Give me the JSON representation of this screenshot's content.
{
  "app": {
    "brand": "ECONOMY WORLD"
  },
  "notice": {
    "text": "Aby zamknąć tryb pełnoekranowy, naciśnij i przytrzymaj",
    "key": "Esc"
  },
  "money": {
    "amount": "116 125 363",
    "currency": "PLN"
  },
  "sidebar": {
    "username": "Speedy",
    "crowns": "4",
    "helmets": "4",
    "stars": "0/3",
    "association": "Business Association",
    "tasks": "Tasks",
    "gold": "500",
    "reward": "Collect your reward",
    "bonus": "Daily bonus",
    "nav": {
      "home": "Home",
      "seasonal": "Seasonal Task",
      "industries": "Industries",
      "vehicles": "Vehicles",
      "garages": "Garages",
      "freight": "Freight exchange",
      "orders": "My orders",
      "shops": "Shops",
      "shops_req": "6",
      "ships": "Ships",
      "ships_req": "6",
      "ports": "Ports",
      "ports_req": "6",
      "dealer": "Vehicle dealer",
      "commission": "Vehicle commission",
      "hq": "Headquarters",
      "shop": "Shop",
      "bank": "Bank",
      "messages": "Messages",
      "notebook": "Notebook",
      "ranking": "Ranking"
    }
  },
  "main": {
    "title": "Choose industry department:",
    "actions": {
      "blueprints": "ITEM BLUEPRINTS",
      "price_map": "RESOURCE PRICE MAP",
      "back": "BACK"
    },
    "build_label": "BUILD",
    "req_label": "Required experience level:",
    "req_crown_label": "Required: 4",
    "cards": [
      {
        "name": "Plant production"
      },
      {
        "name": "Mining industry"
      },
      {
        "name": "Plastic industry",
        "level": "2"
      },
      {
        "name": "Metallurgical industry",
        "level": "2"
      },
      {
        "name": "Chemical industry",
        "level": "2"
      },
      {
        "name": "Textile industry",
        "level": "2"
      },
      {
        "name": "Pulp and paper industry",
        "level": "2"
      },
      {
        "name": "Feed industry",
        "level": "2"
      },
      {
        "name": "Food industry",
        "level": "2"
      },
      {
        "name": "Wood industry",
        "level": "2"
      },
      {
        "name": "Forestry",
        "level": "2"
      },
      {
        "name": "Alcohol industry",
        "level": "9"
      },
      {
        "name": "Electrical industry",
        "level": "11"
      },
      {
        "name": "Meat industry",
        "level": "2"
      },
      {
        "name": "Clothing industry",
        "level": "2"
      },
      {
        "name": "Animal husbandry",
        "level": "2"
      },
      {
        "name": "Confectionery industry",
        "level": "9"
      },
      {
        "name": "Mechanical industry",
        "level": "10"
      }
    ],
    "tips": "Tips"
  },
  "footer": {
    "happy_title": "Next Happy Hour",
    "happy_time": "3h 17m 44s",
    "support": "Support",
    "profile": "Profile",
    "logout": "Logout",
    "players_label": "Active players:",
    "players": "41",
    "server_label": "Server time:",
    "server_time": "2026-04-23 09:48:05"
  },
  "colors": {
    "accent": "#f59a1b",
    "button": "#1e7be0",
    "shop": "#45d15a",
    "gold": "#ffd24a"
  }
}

══════════════════════════════

What you are asked to do:
The records above must be output exactly, in full.

Answer to this exercise:
Give me the JSON representation of this screenshot's content.
{
  "app": {
    "brand": "ECONOMY WORLD"
  },
  "notice": {
    "text": "Aby zamknąć tryb pełnoekranowy, naciśnij i przytrzymaj",
    "key": "Esc"
  },
  "money": {
    "amount": "116 125 363",
    "currency": "PLN"
  },
  "sidebar": {
    "username": "Speedy",
    "crowns": "4",
    "helmets": "4",
    "stars": "0/3",
    "association": "Business Association",
    "tasks": "Tasks",
    "gold": "500",
    "reward": "Collect your reward",
    "bonus": "Daily bonus",
    "nav": {
      "home": "Home",
      "seasonal": "Seasonal Task",
      "industries": "Industries",
      "vehicles": "Vehicles",
      "garages": "Garages",
      "freight": "Freight exchange",
      "orders": "My orders",
      "shops": "Shops",
      "shops_req": "6",
      "ships": "Ships",
      "ships_req": "6",
      "ports": "Ports",
      "ports_req": "6",
      "dealer": "Vehicle dealer",
      "commission": "Vehicle commission",
      "hq": "Headquarters",
      "shop": "Shop",
      "bank": "Bank",
      "messages": "Messages",
      "notebook": "Notebook",
      "ranking": "Ranking"
    }
  },
  "main": {
    "title": "Choose industry department:",
    "actions": {
      "blueprints": "ITEM BLUEPRINTS",
      "price_map": "RESOURCE PRICE MAP",
      "back": "BACK"
    },
    "build_label": "BUILD",
    "req_label": "Required experience level:",
    "req_crown_label": "Required: 4",
    "cards": [
      {
        "name": "Plant production"
      },
      {
        "name": "Mining industry"
      },
      {
        "name": "Plastic industry",
        "level": "2"
      },
      {
        "name": "Metallurgical industry",
        "level": "2"
      },
      {
        "name": "Chemical industry",
        "level": "2"
      },
      {
        "name": "Textile industry",
        "level": "2"
      },
      {
        "name": "Pulp and paper industry",
        "level": "2"
      },
      {
        "name": "Feed industry",
        "level": "2"
      },
      {
        "name": "Food industry",
        "level": "2"
      },
      {
        "name": "Wood industry",
        "level": "2"
      },
      {
        "name": "Forestry",
        "level": "2"
      },
      {
        "name": "Alcohol industry",
        "level": "9"
      },
      {
        "name": "Electrical industry",
        "level": "11"
      },
      {
        "name": "Meat industry",
        "level": "2"
      },
      {
        "name": "Clothing industry",
        "level": "2"
      },
      {
        "name": "Animal husbandry",
        "level": "2"
      },
      {
        "name": "Confectionery industry",
        "level": "9"
      },
      {
        "name": "Mechanical industry",
        "level": "10"
      }
    ],
    "tips": "Tips"
  },
  "footer": {
    "happy_title": "Next Happy Hour",
    "happy_time": "3h 17m 44s",
    "support": "Support",
    "profile": "Profile",
    "logout": "Logout",
    "players_label": "Active players:",
    "players": "41",
    "server_label": "Server time:",
    "server_time": "2026-04-23 09:48:05"
  },
  "colors": {
    "accent": "#f59a1b",
    "button": "#1e7be0",
    "shop": "#45d15a",
    "gold": "#ffd24a"
  }
}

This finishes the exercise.